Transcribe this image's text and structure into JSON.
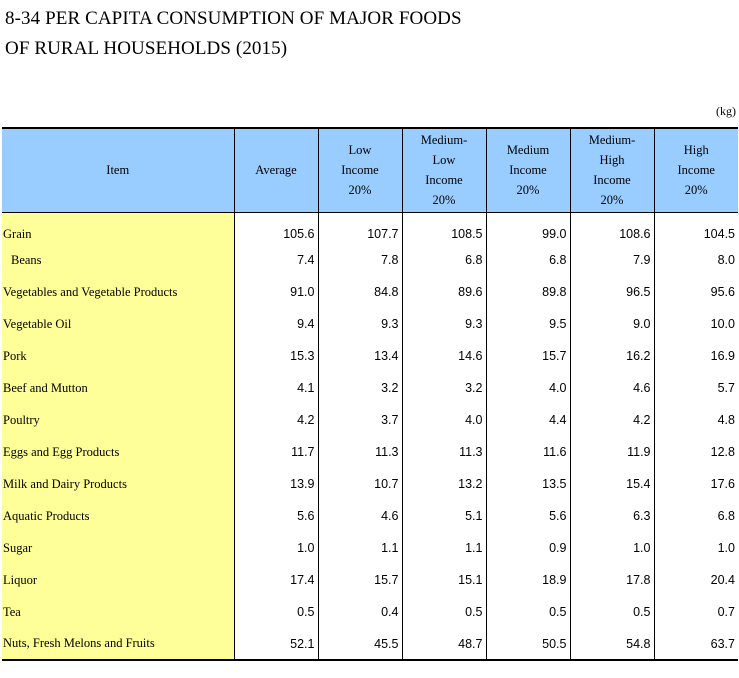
{
  "title_line1": "8-34  PER CAPITA CONSUMPTION OF MAJOR FOODS",
  "title_line2": "OF RURAL HOUSEHOLDS (2015)",
  "unit": "(kg)",
  "headers": [
    "Item",
    "Average",
    "Low\nIncome\n20%",
    "Medium-\nLow\nIncome\n20%",
    "Medium\nIncome\n20%",
    "Medium-\nHigh\nIncome\n20%",
    "High\nIncome\n20%"
  ],
  "rows": [
    {
      "item": "Grain",
      "values": [
        "105.6",
        "107.7",
        "108.5",
        "99.0",
        "108.6",
        "104.5"
      ]
    },
    {
      "item": "Beans",
      "values": [
        "7.4",
        "7.8",
        "6.8",
        "6.8",
        "7.9",
        "8.0"
      ]
    },
    {
      "item": "Vegetables and Vegetable Products",
      "values": [
        "91.0",
        "84.8",
        "89.6",
        "89.8",
        "96.5",
        "95.6"
      ]
    },
    {
      "item": "Vegetable Oil",
      "values": [
        "9.4",
        "9.3",
        "9.3",
        "9.5",
        "9.0",
        "10.0"
      ]
    },
    {
      "item": "Pork",
      "values": [
        "15.3",
        "13.4",
        "14.6",
        "15.7",
        "16.2",
        "16.9"
      ]
    },
    {
      "item": "Beef and Mutton",
      "values": [
        "4.1",
        "3.2",
        "3.2",
        "4.0",
        "4.6",
        "5.7"
      ]
    },
    {
      "item": "Poultry",
      "values": [
        "4.2",
        "3.7",
        "4.0",
        "4.4",
        "4.2",
        "4.8"
      ]
    },
    {
      "item": "Eggs and Egg Products",
      "values": [
        "11.7",
        "11.3",
        "11.3",
        "11.6",
        "11.9",
        "12.8"
      ]
    },
    {
      "item": "Milk and Dairy Products",
      "values": [
        "13.9",
        "10.7",
        "13.2",
        "13.5",
        "15.4",
        "17.6"
      ]
    },
    {
      "item": "Aquatic Products",
      "values": [
        "5.6",
        "4.6",
        "5.1",
        "5.6",
        "6.3",
        "6.8"
      ]
    },
    {
      "item": "Sugar",
      "values": [
        "1.0",
        "1.1",
        "1.1",
        "0.9",
        "1.0",
        "1.0"
      ]
    },
    {
      "item": "Liquor",
      "values": [
        "17.4",
        "15.7",
        "15.1",
        "18.9",
        "17.8",
        "20.4"
      ]
    },
    {
      "item": "Tea",
      "values": [
        "0.5",
        "0.4",
        "0.5",
        "0.5",
        "0.5",
        "0.7"
      ]
    },
    {
      "item": "Nuts, Fresh Melons and Fruits",
      "values": [
        "52.1",
        "45.5",
        "48.7",
        "50.5",
        "54.8",
        "63.7"
      ]
    }
  ]
}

• • • •

Written exercise: Which lines of the data above contain "Medium"? Copy each one.

Task result:
    "Medium-\nLow\nIncome\n20%",
    "Medium\nIncome\n20%",
    "Medium-\nHigh\nIncome\n20%",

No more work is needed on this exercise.